**Data supplied**
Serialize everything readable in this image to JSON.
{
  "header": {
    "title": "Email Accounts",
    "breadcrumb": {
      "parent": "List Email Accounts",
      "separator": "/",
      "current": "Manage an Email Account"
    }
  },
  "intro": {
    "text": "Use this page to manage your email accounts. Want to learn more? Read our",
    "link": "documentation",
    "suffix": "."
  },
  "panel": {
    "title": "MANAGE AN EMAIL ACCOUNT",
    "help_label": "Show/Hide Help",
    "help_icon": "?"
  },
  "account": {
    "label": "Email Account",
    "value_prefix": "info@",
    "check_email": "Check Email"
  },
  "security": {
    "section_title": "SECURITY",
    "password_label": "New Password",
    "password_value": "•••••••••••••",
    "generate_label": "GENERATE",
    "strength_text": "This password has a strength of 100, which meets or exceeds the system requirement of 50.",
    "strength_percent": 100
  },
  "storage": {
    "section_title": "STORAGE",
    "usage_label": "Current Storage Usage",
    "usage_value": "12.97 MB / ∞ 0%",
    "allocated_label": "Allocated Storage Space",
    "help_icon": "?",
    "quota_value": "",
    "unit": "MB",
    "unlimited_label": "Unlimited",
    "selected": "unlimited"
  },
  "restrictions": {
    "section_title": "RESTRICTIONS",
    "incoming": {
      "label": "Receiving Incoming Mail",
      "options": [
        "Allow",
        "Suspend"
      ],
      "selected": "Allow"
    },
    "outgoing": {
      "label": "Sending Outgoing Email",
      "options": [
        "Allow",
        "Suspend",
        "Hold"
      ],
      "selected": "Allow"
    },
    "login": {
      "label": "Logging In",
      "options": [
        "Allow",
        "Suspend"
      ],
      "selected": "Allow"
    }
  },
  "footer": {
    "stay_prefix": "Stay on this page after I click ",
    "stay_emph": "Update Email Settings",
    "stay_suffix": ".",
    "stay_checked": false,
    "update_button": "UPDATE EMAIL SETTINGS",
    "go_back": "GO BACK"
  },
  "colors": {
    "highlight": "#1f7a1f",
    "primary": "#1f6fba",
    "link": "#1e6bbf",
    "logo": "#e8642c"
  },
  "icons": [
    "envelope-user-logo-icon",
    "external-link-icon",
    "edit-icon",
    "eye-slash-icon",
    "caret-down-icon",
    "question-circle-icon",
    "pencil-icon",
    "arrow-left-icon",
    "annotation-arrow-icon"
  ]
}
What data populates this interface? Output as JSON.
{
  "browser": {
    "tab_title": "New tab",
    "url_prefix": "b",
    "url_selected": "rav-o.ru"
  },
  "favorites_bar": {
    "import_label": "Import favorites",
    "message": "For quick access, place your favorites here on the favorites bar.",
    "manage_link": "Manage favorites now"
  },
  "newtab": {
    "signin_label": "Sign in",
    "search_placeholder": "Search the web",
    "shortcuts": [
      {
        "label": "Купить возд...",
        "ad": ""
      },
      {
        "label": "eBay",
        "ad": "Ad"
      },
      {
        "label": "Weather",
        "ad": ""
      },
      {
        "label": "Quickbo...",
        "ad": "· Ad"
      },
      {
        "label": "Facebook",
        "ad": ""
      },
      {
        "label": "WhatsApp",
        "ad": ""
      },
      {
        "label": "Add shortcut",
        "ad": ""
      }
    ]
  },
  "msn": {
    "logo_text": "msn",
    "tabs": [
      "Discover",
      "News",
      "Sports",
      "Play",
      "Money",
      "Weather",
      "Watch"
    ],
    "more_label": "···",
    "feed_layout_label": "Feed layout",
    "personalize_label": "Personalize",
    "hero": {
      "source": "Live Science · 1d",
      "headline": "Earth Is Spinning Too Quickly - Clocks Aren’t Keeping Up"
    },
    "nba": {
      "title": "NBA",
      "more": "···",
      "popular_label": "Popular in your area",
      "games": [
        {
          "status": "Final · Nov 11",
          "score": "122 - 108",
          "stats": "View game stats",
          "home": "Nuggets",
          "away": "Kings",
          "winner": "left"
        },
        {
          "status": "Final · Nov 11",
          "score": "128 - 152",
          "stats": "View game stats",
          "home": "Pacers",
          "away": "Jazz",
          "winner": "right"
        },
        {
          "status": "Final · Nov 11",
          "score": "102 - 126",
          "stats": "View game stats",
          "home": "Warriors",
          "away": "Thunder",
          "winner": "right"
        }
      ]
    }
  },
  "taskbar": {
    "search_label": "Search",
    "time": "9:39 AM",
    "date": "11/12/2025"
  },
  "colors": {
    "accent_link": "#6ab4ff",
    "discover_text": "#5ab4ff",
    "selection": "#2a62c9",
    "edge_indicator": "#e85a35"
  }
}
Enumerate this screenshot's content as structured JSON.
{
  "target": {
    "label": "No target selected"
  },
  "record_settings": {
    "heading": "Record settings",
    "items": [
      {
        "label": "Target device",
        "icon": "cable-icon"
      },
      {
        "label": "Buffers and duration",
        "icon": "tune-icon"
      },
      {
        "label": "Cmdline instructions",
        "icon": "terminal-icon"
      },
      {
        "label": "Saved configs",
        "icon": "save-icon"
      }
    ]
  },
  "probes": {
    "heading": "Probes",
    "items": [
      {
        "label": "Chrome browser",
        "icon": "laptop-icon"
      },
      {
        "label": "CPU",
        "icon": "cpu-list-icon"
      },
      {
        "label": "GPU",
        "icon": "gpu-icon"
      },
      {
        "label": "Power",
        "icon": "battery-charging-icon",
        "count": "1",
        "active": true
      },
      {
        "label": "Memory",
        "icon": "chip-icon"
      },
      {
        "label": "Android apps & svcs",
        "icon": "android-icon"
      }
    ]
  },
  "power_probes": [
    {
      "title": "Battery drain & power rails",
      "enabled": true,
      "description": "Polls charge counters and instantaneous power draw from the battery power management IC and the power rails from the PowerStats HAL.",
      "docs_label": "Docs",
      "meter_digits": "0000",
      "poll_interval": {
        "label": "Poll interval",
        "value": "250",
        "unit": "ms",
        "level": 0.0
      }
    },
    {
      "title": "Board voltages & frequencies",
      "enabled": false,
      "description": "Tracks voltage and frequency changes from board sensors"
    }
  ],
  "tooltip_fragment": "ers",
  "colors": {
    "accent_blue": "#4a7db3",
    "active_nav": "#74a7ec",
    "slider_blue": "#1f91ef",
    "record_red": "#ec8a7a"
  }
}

**What the task asks**
Repeat the material from above exactly, word for word.

**Solved problem**
Serialize everything readable in this image to JSON.
{
  "header": {
    "title": "Email Accounts",
    "breadcrumb": {
      "parent": "List Email Accounts",
      "separator": "/",
      "current": "Manage an Email Account"
    }
  },
  "intro": {
    "text": "Use this page to manage your email accounts. Want to learn more? Read our",
    "link": "documentation",
    "suffix": "."
  },
  "panel": {
    "title": "MANAGE AN EMAIL ACCOUNT",
    "help_label": "Show/Hide Help",
    "help_icon": "?"
  },
  "account": {
    "label": "Email Account",
    "value_prefix": "info@",
    "check_email": "Check Email"
  },
  "security": {
    "section_title": "SECURITY",
    "password_label": "New Password",
    "password_value": "•••••••••••••",
    "generate_label": "GENERATE",
    "strength_text": "This password has a strength of 100, which meets or exceeds the system requirement of 50.",
    "strength_percent": 100
  },
  "storage": {
    "section_title": "STORAGE",
    "usage_label": "Current Storage Usage",
    "usage_value": "12.97 MB / ∞ 0%",
    "allocated_label": "Allocated Storage Space",
    "help_icon": "?",
    "quota_value": "",
    "unit": "MB",
    "unlimited_label": "Unlimited",
    "selected": "unlimited"
  },
  "restrictions": {
    "section_title": "RESTRICTIONS",
    "incoming": {
      "label": "Receiving Incoming Mail",
      "options": [
        "Allow",
        "Suspend"
      ],
      "selected": "Allow"
    },
    "outgoing": {
      "label": "Sending Outgoing Email",
      "options": [
        "Allow",
        "Suspend",
        "Hold"
      ],
      "selected": "Allow"
    },
    "login": {
      "label": "Logging In",
      "options": [
        "Allow",
        "Suspend"
      ],
      "selected": "Allow"
    }
  },
  "footer": {
    "stay_prefix": "Stay on this page after I click ",
    "stay_emph": "Update Email Settings",
    "stay_suffix": ".",
    "stay_checked": false,
    "update_button": "UPDATE EMAIL SETTINGS",
    "go_back": "GO BACK"
  },
  "colors": {
    "highlight": "#1f7a1f",
    "primary": "#1f6fba",
    "link": "#1e6bbf",
    "logo": "#e8642c"
  },
  "icons": [
    "envelope-user-logo-icon",
    "external-link-icon",
    "edit-icon",
    "eye-slash-icon",
    "caret-down-icon",
    "question-circle-icon",
    "pencil-icon",
    "arrow-left-icon",
    "annotation-arrow-icon"
  ]
}
What data populates this interface? Output as JSON.
{
  "browser": {
    "tab_title": "New tab",
    "url_prefix": "b",
    "url_selected": "rav-o.ru"
  },
  "favorites_bar": {
    "import_label": "Import favorites",
    "message": "For quick access, place your favorites here on the favorites bar.",
    "manage_link": "Manage favorites now"
  },
  "newtab": {
    "signin_label": "Sign in",
    "search_placeholder": "Search the web",
    "shortcuts": [
      {
        "label": "Купить возд...",
        "ad": ""
      },
      {
        "label": "eBay",
        "ad": "Ad"
      },
      {
        "label": "Weather",
        "ad": ""
      },
      {
        "label": "Quickbo...",
        "ad": "· Ad"
      },
      {
        "label": "Facebook",
        "ad": ""
      },
      {
        "label": "WhatsApp",
        "ad": ""
      },
      {
        "label": "Add shortcut",
        "ad": ""
      }
    ]
  },
  "msn": {
    "logo_text": "msn",
    "tabs": [
      "Discover",
      "News",
      "Sports",
      "Play",
      "Money",
      "Weather",
      "Watch"
    ],
    "more_label": "···",
    "feed_layout_label": "Feed layout",
    "personalize_label": "Personalize",
    "hero": {
      "source": "Live Science · 1d",
      "headline": "Earth Is Spinning Too Quickly - Clocks Aren’t Keeping Up"
    },
    "nba": {
      "title": "NBA",
      "more": "···",
      "popular_label": "Popular in your area",
      "games": [
        {
          "status": "Final · Nov 11",
          "score": "122 - 108",
          "stats": "View game stats",
          "home": "Nuggets",
          "away": "Kings",
          "winner": "left"
        },
        {
          "status": "Final · Nov 11",
          "score": "128 - 152",
          "stats": "View game stats",
          "home": "Pacers",
          "away": "Jazz",
          "winner": "right"
        },
        {
          "status": "Final · Nov 11",
          "score": "102 - 126",
          "stats": "View game stats",
          "home": "Warriors",
          "away": "Thunder",
          "winner": "right"
        }
      ]
    }
  },
  "taskbar": {
    "search_label": "Search",
    "time": "9:39 AM",
    "date": "11/12/2025"
  },
  "colors": {
    "accent_link": "#6ab4ff",
    "discover_text": "#5ab4ff",
    "selection": "#2a62c9",
    "edge_indicator": "#e85a35"
  }
}
Enumerate this screenshot's content as structured JSON.
{
  "target": {
    "label": "No target selected"
  },
  "record_settings": {
    "heading": "Record settings",
    "items": [
      {
        "label": "Target device",
        "icon": "cable-icon"
      },
      {
        "label": "Buffers and duration",
        "icon": "tune-icon"
      },
      {
        "label": "Cmdline instructions",
        "icon": "terminal-icon"
      },
      {
        "label": "Saved configs",
        "icon": "save-icon"
      }
    ]
  },
  "probes": {
    "heading": "Probes",
    "items": [
      {
        "label": "Chrome browser",
        "icon": "laptop-icon"
      },
      {
        "label": "CPU",
        "icon": "cpu-list-icon"
      },
      {
        "label": "GPU",
        "icon": "gpu-icon"
      },
      {
        "label": "Power",
        "icon": "battery-charging-icon",
        "count": "1",
        "active": true
      },
      {
        "label": "Memory",
        "icon": "chip-icon"
      },
      {
        "label": "Android apps & svcs",
        "icon": "android-icon"
      }
    ]
  },
  "power_probes": [
    {
      "title": "Battery drain & power rails",
      "enabled": true,
      "description": "Polls charge counters and instantaneous power draw from the battery power management IC and the power rails from the PowerStats HAL.",
      "docs_label": "Docs",
      "meter_digits": "0000",
      "poll_interval": {
        "label": "Poll interval",
        "value": "250",
        "unit": "ms",
        "level": 0.0
      }
    },
    {
      "title": "Board voltages & frequencies",
      "enabled": false,
      "description": "Tracks voltage and frequency changes from board sensors"
    }
  ],
  "tooltip_fragment": "ers",
  "colors": {
    "accent_blue": "#4a7db3",
    "active_nav": "#74a7ec",
    "slider_blue": "#1f91ef",
    "record_red": "#ec8a7a"
  }
}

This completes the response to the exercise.